### What is required:
Type the entries again, word for word.
Segment Open
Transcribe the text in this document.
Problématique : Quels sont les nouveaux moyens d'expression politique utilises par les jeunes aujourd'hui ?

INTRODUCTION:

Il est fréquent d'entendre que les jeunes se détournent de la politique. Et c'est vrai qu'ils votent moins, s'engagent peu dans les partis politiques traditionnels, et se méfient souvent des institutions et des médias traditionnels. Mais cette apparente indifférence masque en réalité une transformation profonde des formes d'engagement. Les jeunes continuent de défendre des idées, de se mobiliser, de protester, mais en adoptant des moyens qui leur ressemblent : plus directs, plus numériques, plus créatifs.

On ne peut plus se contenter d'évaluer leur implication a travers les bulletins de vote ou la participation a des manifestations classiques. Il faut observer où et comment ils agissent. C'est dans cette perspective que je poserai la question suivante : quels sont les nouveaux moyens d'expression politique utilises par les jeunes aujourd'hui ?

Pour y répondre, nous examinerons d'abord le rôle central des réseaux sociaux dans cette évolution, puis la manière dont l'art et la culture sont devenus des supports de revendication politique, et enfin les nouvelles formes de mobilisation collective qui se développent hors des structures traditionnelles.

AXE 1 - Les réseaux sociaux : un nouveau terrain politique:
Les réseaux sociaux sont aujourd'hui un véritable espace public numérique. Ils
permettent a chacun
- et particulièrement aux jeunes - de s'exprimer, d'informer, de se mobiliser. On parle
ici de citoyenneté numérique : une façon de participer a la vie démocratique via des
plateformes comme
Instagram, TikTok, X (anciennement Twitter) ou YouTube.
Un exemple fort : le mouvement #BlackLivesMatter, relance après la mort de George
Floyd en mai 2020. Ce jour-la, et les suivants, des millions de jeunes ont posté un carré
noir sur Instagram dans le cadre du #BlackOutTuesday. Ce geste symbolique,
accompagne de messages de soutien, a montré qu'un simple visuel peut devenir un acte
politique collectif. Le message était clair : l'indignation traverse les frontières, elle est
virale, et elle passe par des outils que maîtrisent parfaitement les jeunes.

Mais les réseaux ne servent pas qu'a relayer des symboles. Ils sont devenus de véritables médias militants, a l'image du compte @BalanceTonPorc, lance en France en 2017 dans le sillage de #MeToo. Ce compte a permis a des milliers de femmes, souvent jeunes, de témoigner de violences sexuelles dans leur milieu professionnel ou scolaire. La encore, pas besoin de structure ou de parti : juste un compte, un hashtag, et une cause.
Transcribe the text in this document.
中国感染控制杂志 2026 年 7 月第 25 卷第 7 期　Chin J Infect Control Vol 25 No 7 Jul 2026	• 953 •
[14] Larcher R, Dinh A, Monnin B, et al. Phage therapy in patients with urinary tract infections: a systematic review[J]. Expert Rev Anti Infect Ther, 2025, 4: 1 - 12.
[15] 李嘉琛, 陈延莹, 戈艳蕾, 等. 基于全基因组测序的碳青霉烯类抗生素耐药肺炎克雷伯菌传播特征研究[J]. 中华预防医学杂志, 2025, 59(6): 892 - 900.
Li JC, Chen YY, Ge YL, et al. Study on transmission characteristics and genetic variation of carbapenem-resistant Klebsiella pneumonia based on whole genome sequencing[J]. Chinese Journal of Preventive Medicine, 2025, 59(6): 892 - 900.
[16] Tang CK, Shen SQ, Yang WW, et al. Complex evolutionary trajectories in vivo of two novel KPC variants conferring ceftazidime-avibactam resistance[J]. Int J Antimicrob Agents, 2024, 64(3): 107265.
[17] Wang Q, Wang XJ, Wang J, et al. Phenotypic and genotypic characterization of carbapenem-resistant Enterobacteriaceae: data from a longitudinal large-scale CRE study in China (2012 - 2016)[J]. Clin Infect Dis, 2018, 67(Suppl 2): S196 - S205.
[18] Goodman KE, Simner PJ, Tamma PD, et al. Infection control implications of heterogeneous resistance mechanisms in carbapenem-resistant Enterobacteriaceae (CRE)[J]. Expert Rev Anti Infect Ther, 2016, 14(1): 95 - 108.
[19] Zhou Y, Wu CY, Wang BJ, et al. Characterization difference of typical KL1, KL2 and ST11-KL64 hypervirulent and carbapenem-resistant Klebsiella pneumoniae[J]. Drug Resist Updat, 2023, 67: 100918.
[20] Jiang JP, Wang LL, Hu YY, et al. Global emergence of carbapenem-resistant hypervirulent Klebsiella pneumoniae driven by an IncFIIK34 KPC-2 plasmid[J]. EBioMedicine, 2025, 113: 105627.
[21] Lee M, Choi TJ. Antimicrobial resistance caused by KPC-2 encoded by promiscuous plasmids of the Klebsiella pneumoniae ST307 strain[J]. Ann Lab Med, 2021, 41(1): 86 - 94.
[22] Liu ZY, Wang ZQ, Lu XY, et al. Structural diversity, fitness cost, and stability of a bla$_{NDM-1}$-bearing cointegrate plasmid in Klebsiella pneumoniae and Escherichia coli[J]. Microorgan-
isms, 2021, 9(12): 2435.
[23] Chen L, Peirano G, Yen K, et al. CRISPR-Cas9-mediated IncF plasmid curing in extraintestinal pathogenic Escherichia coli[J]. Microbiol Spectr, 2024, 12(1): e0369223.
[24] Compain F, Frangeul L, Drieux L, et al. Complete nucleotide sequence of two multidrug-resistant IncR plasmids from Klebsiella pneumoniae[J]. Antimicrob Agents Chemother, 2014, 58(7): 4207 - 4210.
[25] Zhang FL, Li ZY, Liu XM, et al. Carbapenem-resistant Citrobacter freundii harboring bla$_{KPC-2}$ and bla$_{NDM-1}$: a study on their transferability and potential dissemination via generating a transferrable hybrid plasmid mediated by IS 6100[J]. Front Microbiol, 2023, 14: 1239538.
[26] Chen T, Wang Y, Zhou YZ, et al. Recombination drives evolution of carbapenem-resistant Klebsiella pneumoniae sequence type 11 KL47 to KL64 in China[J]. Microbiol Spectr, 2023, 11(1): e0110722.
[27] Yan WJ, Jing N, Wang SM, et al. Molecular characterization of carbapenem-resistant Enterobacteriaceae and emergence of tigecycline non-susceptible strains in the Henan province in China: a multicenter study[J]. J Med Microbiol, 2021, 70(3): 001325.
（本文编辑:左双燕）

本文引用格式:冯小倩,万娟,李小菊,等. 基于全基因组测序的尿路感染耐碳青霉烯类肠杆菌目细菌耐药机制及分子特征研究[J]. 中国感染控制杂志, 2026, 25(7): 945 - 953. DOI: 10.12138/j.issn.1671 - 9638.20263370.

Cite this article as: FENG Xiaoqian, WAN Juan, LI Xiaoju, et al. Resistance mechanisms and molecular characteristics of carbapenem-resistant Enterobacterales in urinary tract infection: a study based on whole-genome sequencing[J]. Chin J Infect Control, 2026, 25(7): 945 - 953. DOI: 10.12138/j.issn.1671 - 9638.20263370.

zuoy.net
Segment Closed
### Answer to the problem:
Transcribe the text in this document.
Problématique : Quels sont les nouveaux moyens d'expression politique utilises par les jeunes aujourd'hui ?

INTRODUCTION:

Il est fréquent d'entendre que les jeunes se détournent de la politique. Et c'est vrai qu'ils votent moins, s'engagent peu dans les partis politiques traditionnels, et se méfient souvent des institutions et des médias traditionnels. Mais cette apparente indifférence masque en réalité une transformation profonde des formes d'engagement. Les jeunes continuent de défendre des idées, de se mobiliser, de protester, mais en adoptant des moyens qui leur ressemblent : plus directs, plus numériques, plus créatifs.

On ne peut plus se contenter d'évaluer leur implication a travers les bulletins de vote ou la participation a des manifestations classiques. Il faut observer où et comment ils agissent. C'est dans cette perspective que je poserai la question suivante : quels sont les nouveaux moyens d'expression politique utilises par les jeunes aujourd'hui ?

Pour y répondre, nous examinerons d'abord le rôle central des réseaux sociaux dans cette évolution, puis la manière dont l'art et la culture sont devenus des supports de revendication politique, et enfin les nouvelles formes de mobilisation collective qui se développent hors des structures traditionnelles.

AXE 1 - Les réseaux sociaux : un nouveau terrain politique:
Les réseaux sociaux sont aujourd'hui un véritable espace public numérique. Ils
permettent a chacun
- et particulièrement aux jeunes - de s'exprimer, d'informer, de se mobiliser. On parle
ici de citoyenneté numérique : une façon de participer a la vie démocratique via des
plateformes comme
Instagram, TikTok, X (anciennement Twitter) ou YouTube.
Un exemple fort : le mouvement #BlackLivesMatter, relance après la mort de George
Floyd en mai 2020. Ce jour-la, et les suivants, des millions de jeunes ont posté un carré
noir sur Instagram dans le cadre du #BlackOutTuesday. Ce geste symbolique,
accompagne de messages de soutien, a montré qu'un simple visuel peut devenir un acte
politique collectif. Le message était clair : l'indignation traverse les frontières, elle est
virale, et elle passe par des outils que maîtrisent parfaitement les jeunes.

Mais les réseaux ne servent pas qu'a relayer des symboles. Ils sont devenus de véritables médias militants, a l'image du compte @BalanceTonPorc, lance en France en 2017 dans le sillage de #MeToo. Ce compte a permis a des milliers de femmes, souvent jeunes, de témoigner de violences sexuelles dans leur milieu professionnel ou scolaire. La encore, pas besoin de structure ou de parti : juste un compte, un hashtag, et une cause.
Transcribe the text in this document.
中国感染控制杂志 2026 年 7 月第 25 卷第 7 期　Chin J Infect Control Vol 25 No 7 Jul 2026	• 953 •
[14] Larcher R, Dinh A, Monnin B, et al. Phage therapy in patients with urinary tract infections: a systematic review[J]. Expert Rev Anti Infect Ther, 2025, 4: 1 - 12.
[15] 李嘉琛, 陈延莹, 戈艳蕾, 等. 基于全基因组测序的碳青霉烯类抗生素耐药肺炎克雷伯菌传播特征研究[J]. 中华预防医学杂志, 2025, 59(6): 892 - 900.
Li JC, Chen YY, Ge YL, et al. Study on transmission characteristics and genetic variation of carbapenem-resistant Klebsiella pneumonia based on whole genome sequencing[J]. Chinese Journal of Preventive Medicine, 2025, 59(6): 892 - 900.
[16] Tang CK, Shen SQ, Yang WW, et al. Complex evolutionary trajectories in vivo of two novel KPC variants conferring ceftazidime-avibactam resistance[J]. Int J Antimicrob Agents, 2024, 64(3): 107265.
[17] Wang Q, Wang XJ, Wang J, et al. Phenotypic and genotypic characterization of carbapenem-resistant Enterobacteriaceae: data from a longitudinal large-scale CRE study in China (2012 - 2016)[J]. Clin Infect Dis, 2018, 67(Suppl 2): S196 - S205.
[18] Goodman KE, Simner PJ, Tamma PD, et al. Infection control implications of heterogeneous resistance mechanisms in carbapenem-resistant Enterobacteriaceae (CRE)[J]. Expert Rev Anti Infect Ther, 2016, 14(1): 95 - 108.
[19] Zhou Y, Wu CY, Wang BJ, et al. Characterization difference of typical KL1, KL2 and ST11-KL64 hypervirulent and carbapenem-resistant Klebsiella pneumoniae[J]. Drug Resist Updat, 2023, 67: 100918.
[20] Jiang JP, Wang LL, Hu YY, et al. Global emergence of carbapenem-resistant hypervirulent Klebsiella pneumoniae driven by an IncFIIK34 KPC-2 plasmid[J]. EBioMedicine, 2025, 113: 105627.
[21] Lee M, Choi TJ. Antimicrobial resistance caused by KPC-2 encoded by promiscuous plasmids of the Klebsiella pneumoniae ST307 strain[J]. Ann Lab Med, 2021, 41(1): 86 - 94.
[22] Liu ZY, Wang ZQ, Lu XY, et al. Structural diversity, fitness cost, and stability of a bla$_{NDM-1}$-bearing cointegrate plasmid in Klebsiella pneumoniae and Escherichia coli[J]. Microorgan-
isms, 2021, 9(12): 2435.
[23] Chen L, Peirano G, Yen K, et al. CRISPR-Cas9-mediated IncF plasmid curing in extraintestinal pathogenic Escherichia coli[J]. Microbiol Spectr, 2024, 12(1): e0369223.
[24] Compain F, Frangeul L, Drieux L, et al. Complete nucleotide sequence of two multidrug-resistant IncR plasmids from Klebsiella pneumoniae[J]. Antimicrob Agents Chemother, 2014, 58(7): 4207 - 4210.
[25] Zhang FL, Li ZY, Liu XM, et al. Carbapenem-resistant Citrobacter freundii harboring bla$_{KPC-2}$ and bla$_{NDM-1}$: a study on their transferability and potential dissemination via generating a transferrable hybrid plasmid mediated by IS 6100[J]. Front Microbiol, 2023, 14: 1239538.
[26] Chen T, Wang Y, Zhou YZ, et al. Recombination drives evolution of carbapenem-resistant Klebsiella pneumoniae sequence type 11 KL47 to KL64 in China[J]. Microbiol Spectr, 2023, 11(1): e0110722.
[27] Yan WJ, Jing N, Wang SM, et al. Molecular characterization of carbapenem-resistant Enterobacteriaceae and emergence of tigecycline non-susceptible strains in the Henan province in China: a multicenter study[J]. J Med Microbiol, 2021, 70(3): 001325.
（本文编辑:左双燕）

本文引用格式:冯小倩,万娟,李小菊,等. 基于全基因组测序的尿路感染耐碳青霉烯类肠杆菌目细菌耐药机制及分子特征研究[J]. 中国感染控制杂志, 2026, 25(7): 945 - 953. DOI: 10.12138/j.issn.1671 - 9638.20263370.

Cite this article as: FENG Xiaoqian, WAN Juan, LI Xiaoju, et al. Resistance mechanisms and molecular characteristics of carbapenem-resistant Enterobacterales in urinary tract infection: a study based on whole-genome sequencing[J]. Chin J Infect Control, 2026, 25(7): 945 - 953. DOI: 10.12138/j.issn.1671 - 9638.20263370.

zuoy.net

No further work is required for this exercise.